Required work: Reproduce the material in full, exactly as written.

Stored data
——

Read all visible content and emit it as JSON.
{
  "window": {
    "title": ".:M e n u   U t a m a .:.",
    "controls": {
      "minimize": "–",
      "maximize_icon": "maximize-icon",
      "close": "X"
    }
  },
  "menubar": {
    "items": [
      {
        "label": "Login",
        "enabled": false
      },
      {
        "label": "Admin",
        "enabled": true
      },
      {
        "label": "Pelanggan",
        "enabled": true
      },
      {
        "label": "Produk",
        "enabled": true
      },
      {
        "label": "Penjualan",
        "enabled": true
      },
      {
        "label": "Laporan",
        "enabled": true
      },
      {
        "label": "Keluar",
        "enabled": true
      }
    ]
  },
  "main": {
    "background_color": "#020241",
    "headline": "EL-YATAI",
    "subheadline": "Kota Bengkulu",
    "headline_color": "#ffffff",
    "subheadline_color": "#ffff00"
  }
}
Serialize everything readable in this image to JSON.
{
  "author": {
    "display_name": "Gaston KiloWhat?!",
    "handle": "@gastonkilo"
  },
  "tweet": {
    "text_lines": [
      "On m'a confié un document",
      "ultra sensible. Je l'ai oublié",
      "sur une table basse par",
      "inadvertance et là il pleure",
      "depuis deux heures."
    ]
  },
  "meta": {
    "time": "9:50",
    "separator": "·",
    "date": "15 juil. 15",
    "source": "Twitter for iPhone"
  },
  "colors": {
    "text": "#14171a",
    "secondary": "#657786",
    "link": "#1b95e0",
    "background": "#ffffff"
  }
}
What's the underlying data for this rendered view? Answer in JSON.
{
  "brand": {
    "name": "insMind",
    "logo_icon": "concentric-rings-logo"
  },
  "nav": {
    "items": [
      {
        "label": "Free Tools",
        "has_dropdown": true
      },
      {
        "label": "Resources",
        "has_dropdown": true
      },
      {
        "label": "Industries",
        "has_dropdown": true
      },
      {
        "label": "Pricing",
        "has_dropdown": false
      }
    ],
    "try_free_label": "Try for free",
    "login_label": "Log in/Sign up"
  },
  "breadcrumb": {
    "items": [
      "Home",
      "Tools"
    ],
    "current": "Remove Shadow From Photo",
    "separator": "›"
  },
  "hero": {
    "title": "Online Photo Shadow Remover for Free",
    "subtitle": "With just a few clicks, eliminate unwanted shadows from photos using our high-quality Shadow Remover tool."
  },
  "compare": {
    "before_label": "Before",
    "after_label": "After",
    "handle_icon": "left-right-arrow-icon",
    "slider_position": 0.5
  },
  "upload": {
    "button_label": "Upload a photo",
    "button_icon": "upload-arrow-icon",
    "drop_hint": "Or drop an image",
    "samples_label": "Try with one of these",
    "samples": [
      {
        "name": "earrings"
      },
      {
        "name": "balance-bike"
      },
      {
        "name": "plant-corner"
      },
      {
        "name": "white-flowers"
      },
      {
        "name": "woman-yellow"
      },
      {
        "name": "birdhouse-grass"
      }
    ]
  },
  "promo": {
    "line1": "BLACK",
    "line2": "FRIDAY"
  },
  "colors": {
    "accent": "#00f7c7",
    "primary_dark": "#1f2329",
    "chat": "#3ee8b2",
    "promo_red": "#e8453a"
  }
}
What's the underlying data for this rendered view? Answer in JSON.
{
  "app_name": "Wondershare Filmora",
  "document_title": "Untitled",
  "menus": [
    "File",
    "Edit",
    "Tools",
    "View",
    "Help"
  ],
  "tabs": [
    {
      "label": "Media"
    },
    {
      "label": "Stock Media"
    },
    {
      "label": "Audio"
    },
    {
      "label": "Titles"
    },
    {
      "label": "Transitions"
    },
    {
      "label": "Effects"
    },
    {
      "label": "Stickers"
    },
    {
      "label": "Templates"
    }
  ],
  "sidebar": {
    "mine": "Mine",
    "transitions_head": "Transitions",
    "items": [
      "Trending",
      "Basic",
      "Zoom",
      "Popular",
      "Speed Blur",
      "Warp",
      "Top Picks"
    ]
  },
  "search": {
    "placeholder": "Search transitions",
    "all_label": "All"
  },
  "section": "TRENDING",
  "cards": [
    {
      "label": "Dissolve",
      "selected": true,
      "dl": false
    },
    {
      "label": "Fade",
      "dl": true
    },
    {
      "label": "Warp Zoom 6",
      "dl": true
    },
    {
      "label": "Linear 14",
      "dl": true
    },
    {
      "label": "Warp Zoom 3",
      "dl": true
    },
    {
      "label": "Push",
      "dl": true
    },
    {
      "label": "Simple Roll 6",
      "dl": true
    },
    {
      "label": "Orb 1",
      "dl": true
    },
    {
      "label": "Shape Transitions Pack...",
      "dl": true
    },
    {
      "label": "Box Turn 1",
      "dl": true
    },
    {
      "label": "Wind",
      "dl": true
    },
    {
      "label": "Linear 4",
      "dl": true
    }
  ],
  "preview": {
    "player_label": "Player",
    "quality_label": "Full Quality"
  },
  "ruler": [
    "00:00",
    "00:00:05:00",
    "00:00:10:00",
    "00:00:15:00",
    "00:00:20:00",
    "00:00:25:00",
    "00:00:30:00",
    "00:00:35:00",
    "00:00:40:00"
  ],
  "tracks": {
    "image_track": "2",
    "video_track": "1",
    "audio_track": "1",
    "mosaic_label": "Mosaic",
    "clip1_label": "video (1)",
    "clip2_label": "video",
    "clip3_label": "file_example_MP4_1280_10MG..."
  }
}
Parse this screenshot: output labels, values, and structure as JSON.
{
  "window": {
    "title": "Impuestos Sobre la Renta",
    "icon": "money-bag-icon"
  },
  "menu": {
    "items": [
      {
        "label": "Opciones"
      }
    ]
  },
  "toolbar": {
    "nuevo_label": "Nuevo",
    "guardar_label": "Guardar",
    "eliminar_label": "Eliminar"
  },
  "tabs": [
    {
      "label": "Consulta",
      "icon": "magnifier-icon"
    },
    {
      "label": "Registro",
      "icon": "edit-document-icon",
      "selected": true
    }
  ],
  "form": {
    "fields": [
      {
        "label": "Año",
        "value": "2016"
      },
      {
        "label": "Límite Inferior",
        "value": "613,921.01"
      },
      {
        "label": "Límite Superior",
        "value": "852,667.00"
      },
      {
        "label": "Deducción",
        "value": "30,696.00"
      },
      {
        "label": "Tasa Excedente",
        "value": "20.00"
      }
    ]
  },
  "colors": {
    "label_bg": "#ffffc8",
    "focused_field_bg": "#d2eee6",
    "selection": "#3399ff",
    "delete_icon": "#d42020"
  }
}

——

Written answer:
Read all visible content and emit it as JSON.
{
  "window": {
    "title": ".:M e n u   U t a m a .:.",
    "controls": {
      "minimize": "–",
      "maximize_icon": "maximize-icon",
      "close": "X"
    }
  },
  "menubar": {
    "items": [
      {
        "label": "Login",
        "enabled": false
      },
      {
        "label": "Admin",
        "enabled": true
      },
      {
        "label": "Pelanggan",
        "enabled": true
      },
      {
        "label": "Produk",
        "enabled": true
      },
      {
        "label": "Penjualan",
        "enabled": true
      },
      {
        "label": "Laporan",
        "enabled": true
      },
      {
        "label": "Keluar",
        "enabled": true
      }
    ]
  },
  "main": {
    "background_color": "#020241",
    "headline": "EL-YATAI",
    "subheadline": "Kota Bengkulu",
    "headline_color": "#ffffff",
    "subheadline_color": "#ffff00"
  }
}
Serialize everything readable in this image to JSON.
{
  "author": {
    "display_name": "Gaston KiloWhat?!",
    "handle": "@gastonkilo"
  },
  "tweet": {
    "text_lines": [
      "On m'a confié un document",
      "ultra sensible. Je l'ai oublié",
      "sur une table basse par",
      "inadvertance et là il pleure",
      "depuis deux heures."
    ]
  },
  "meta": {
    "time": "9:50",
    "separator": "·",
    "date": "15 juil. 15",
    "source": "Twitter for iPhone"
  },
  "colors": {
    "text": "#14171a",
    "secondary": "#657786",
    "link": "#1b95e0",
    "background": "#ffffff"
  }
}
What's the underlying data for this rendered view? Answer in JSON.
{
  "brand": {
    "name": "insMind",
    "logo_icon": "concentric-rings-logo"
  },
  "nav": {
    "items": [
      {
        "label": "Free Tools",
        "has_dropdown": true
      },
      {
        "label": "Resources",
        "has_dropdown": true
      },
      {
        "label": "Industries",
        "has_dropdown": true
      },
      {
        "label": "Pricing",
        "has_dropdown": false
      }
    ],
    "try_free_label": "Try for free",
    "login_label": "Log in/Sign up"
  },
  "breadcrumb": {
    "items": [
      "Home",
      "Tools"
    ],
    "current": "Remove Shadow From Photo",
    "separator": "›"
  },
  "hero": {
    "title": "Online Photo Shadow Remover for Free",
    "subtitle": "With just a few clicks, eliminate unwanted shadows from photos using our high-quality Shadow Remover tool."
  },
  "compare": {
    "before_label": "Before",
    "after_label": "After",
    "handle_icon": "left-right-arrow-icon",
    "slider_position": 0.5
  },
  "upload": {
    "button_label": "Upload a photo",
    "button_icon": "upload-arrow-icon",
    "drop_hint": "Or drop an image",
    "samples_label": "Try with one of these",
    "samples": [
      {
        "name": "earrings"
      },
      {
        "name": "balance-bike"
      },
      {
        "name": "plant-corner"
      },
      {
        "name": "white-flowers"
      },
      {
        "name": "woman-yellow"
      },
      {
        "name": "birdhouse-grass"
      }
    ]
  },
  "promo": {
    "line1": "BLACK",
    "line2": "FRIDAY"
  },
  "colors": {
    "accent": "#00f7c7",
    "primary_dark": "#1f2329",
    "chat": "#3ee8b2",
    "promo_red": "#e8453a"
  }
}
What's the underlying data for this rendered view? Answer in JSON.
{
  "app_name": "Wondershare Filmora",
  "document_title": "Untitled",
  "menus": [
    "File",
    "Edit",
    "Tools",
    "View",
    "Help"
  ],
  "tabs": [
    {
      "label": "Media"
    },
    {
      "label": "Stock Media"
    },
    {
      "label": "Audio"
    },
    {
      "label": "Titles"
    },
    {
      "label": "Transitions"
    },
    {
      "label": "Effects"
    },
    {
      "label": "Stickers"
    },
    {
      "label": "Templates"
    }
  ],
  "sidebar": {
    "mine": "Mine",
    "transitions_head": "Transitions",
    "items": [
      "Trending",
      "Basic",
      "Zoom",
      "Popular",
      "Speed Blur",
      "Warp",
      "Top Picks"
    ]
  },
  "search": {
    "placeholder": "Search transitions",
    "all_label": "All"
  },
  "section": "TRENDING",
  "cards": [
    {
      "label": "Dissolve",
      "selected": true,
      "dl": false
    },
    {
      "label": "Fade",
      "dl": true
    },
    {
      "label": "Warp Zoom 6",
      "dl": true
    },
    {
      "label": "Linear 14",
      "dl": true
    },
    {
      "label": "Warp Zoom 3",
      "dl": true
    },
    {
      "label": "Push",
      "dl": true
    },
    {
      "label": "Simple Roll 6",
      "dl": true
    },
    {
      "label": "Orb 1",
      "dl": true
    },
    {
      "label": "Shape Transitions Pack...",
      "dl": true
    },
    {
      "label": "Box Turn 1",
      "dl": true
    },
    {
      "label": "Wind",
      "dl": true
    },
    {
      "label": "Linear 4",
      "dl": true
    }
  ],
  "preview": {
    "player_label": "Player",
    "quality_label": "Full Quality"
  },
  "ruler": [
    "00:00",
    "00:00:05:00",
    "00:00:10:00",
    "00:00:15:00",
    "00:00:20:00",
    "00:00:25:00",
    "00:00:30:00",
    "00:00:35:00",
    "00:00:40:00"
  ],
  "tracks": {
    "image_track": "2",
    "video_track": "1",
    "audio_track": "1",
    "mosaic_label": "Mosaic",
    "clip1_label": "video (1)",
    "clip2_label": "video",
    "clip3_label": "file_example_MP4_1280_10MG..."
  }
}
Parse this screenshot: output labels, values, and structure as JSON.
{
  "window": {
    "title": "Impuestos Sobre la Renta",
    "icon": "money-bag-icon"
  },
  "menu": {
    "items": [
      {
        "label": "Opciones"
      }
    ]
  },
  "toolbar": {
    "nuevo_label": "Nuevo",
    "guardar_label": "Guardar",
    "eliminar_label": "Eliminar"
  },
  "tabs": [
    {
      "label": "Consulta",
      "icon": "magnifier-icon"
    },
    {
      "label": "Registro",
      "icon": "edit-document-icon",
      "selected": true
    }
  ],
  "form": {
    "fields": [
      {
        "label": "Año",
        "value": "2016"
      },
      {
        "label": "Límite Inferior",
        "value": "613,921.01"
      },
      {
        "label": "Límite Superior",
        "value": "852,667.00"
      },
      {
        "label": "Deducción",
        "value": "30,696.00"
      },
      {
        "label": "Tasa Excedente",
        "value": "20.00"
      }
    ]
  },
  "colors": {
    "label_bg": "#ffffc8",
    "focused_field_bg": "#d2eee6",
    "selection": "#3399ff",
    "delete_icon": "#d42020"
  }
}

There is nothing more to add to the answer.